Written request
Return the part of the lines that opens with the line containing "trump-gdp-circle bbox=[93, 408, 231, 546]" and closes with the line containing "top-accent-bar bbox=[0, 0, 400, 5]", reproducing each line exactly.

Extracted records
======
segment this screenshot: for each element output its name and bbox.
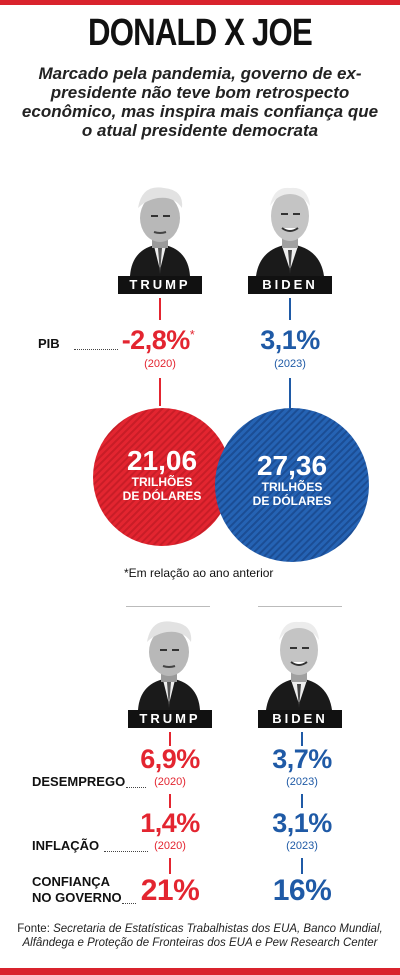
trump-gdp-circle bbox=[93, 408, 231, 546]
biden-gdp-circle bbox=[215, 408, 369, 562]
biden-portrait bbox=[266, 621, 332, 710]
biden-connector-line bbox=[301, 794, 303, 808]
desemprego-leader-dots bbox=[126, 786, 146, 788]
trump-connector-line bbox=[169, 858, 171, 874]
biden-portrait bbox=[256, 187, 324, 276]
biden-desemprego-value: 3,7% bbox=[272, 744, 332, 774]
biden-inflacao-value: 3,1% bbox=[272, 808, 332, 838]
biden-gdp-value: 27,36 bbox=[256, 450, 328, 481]
source-prefix: Fonte: bbox=[17, 923, 50, 935]
trump-inflacao-year: (2020) bbox=[154, 840, 186, 852]
trump-gdp-text: 21,06 TRILHÕES DE DÓLARES bbox=[92, 445, 232, 504]
top-accent-bar bbox=[0, 0, 400, 5]
trump-pib-value: -2,8%* bbox=[121, 325, 195, 355]
source-note: Fonte: Secretaria de Estatísticas Trabal… bbox=[8, 922, 392, 950]
trump-connector-line bbox=[169, 794, 171, 808]
trump-name-label: TRUMP bbox=[128, 710, 212, 728]
biden-inflacao-year: (2023) bbox=[286, 840, 318, 852]
divider bbox=[258, 606, 342, 607]
biden-connector-line bbox=[301, 732, 303, 746]
trump-inflacao-value: 1,4% bbox=[140, 808, 200, 838]
page-title: DONALD X JOE bbox=[88, 12, 313, 54]
confianca-label: CONFIANÇA NO GOVERNO bbox=[32, 874, 122, 906]
biden-gdp-unit-1: TRILHÕES bbox=[261, 480, 323, 494]
trump-gdp-unit-1: TRILHÕES bbox=[131, 475, 193, 489]
confianca-label-line1: CONFIANÇA bbox=[32, 874, 110, 889]
pib-leader-dots bbox=[74, 348, 118, 350]
trump-gdp-value: 21,06 bbox=[126, 445, 198, 476]
trump-confianca-value: 21% bbox=[140, 874, 200, 907]
biden-connector-line bbox=[289, 378, 291, 414]
biden-confianca-value: 16% bbox=[272, 874, 332, 907]
biden-gdp-text: 27,36 TRILHÕES DE DÓLARES bbox=[214, 450, 370, 509]
trump-gdp-unit-2: DE DÓLARES bbox=[122, 489, 202, 503]
biden-name-label: BIDEN bbox=[248, 276, 332, 294]
inflacao-label: INFLAÇÃO bbox=[32, 838, 100, 853]
bottom-accent-bar bbox=[0, 968, 400, 975]
desemprego-label: DESEMPREGO bbox=[32, 774, 126, 789]
trump-pib-year: (2020) bbox=[144, 358, 176, 370]
trump-connector-line bbox=[159, 378, 161, 406]
inflacao-leader-dots bbox=[104, 850, 148, 852]
source-text: Secretaria de Estatísticas Trabalhistas … bbox=[22, 923, 383, 949]
confianca-leader-dots bbox=[122, 902, 136, 904]
biden-connector-line bbox=[289, 298, 291, 320]
trump-connector-line bbox=[169, 732, 171, 746]
page-subtitle: Marcado pela pandemia, governo de ex-pre… bbox=[21, 64, 379, 140]
trump-portrait bbox=[130, 187, 190, 276]
trump-portrait bbox=[138, 621, 200, 710]
trump-desemprego-year: (2020) bbox=[154, 776, 186, 788]
divider bbox=[126, 606, 210, 607]
biden-pib-year: (2023) bbox=[274, 358, 306, 370]
biden-desemprego-year: (2023) bbox=[286, 776, 318, 788]
pib-label: PIB bbox=[38, 336, 60, 351]
trump-desemprego-value: 6,9% bbox=[140, 744, 200, 774]
biden-connector-line bbox=[301, 858, 303, 874]
footnote: *Em relação ao ano anterior bbox=[124, 566, 274, 580]
confianca-label-line2: NO GOVERNO bbox=[32, 890, 122, 905]
biden-pib-value: 3,1% bbox=[260, 325, 320, 355]
trump-name-label: TRUMP bbox=[118, 276, 202, 294]
trump-connector-line bbox=[159, 298, 161, 320]
biden-name-label: BIDEN bbox=[258, 710, 342, 728]
biden-gdp-unit-2: DE DÓLARES bbox=[252, 494, 332, 508]
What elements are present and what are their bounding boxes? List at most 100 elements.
======
Response to this task
trump-gdp-circle bbox=[93, 408, 231, 546]
biden-gdp-circle bbox=[215, 408, 369, 562]
biden-portrait bbox=[266, 621, 332, 710]
biden-connector-line bbox=[301, 794, 303, 808]
desemprego-leader-dots bbox=[126, 786, 146, 788]
trump-connector-line bbox=[169, 858, 171, 874]
biden-portrait bbox=[256, 187, 324, 276]
biden-desemprego-value: 3,7% bbox=[272, 744, 332, 774]
biden-inflacao-value: 3,1% bbox=[272, 808, 332, 838]
biden-gdp-value: 27,36 bbox=[256, 450, 328, 481]
source-prefix: Fonte: bbox=[17, 923, 50, 935]
trump-inflacao-year: (2020) bbox=[154, 840, 186, 852]
trump-gdp-text: 21,06 TRILHÕES DE DÓLARES bbox=[92, 445, 232, 504]
top-accent-bar bbox=[0, 0, 400, 5]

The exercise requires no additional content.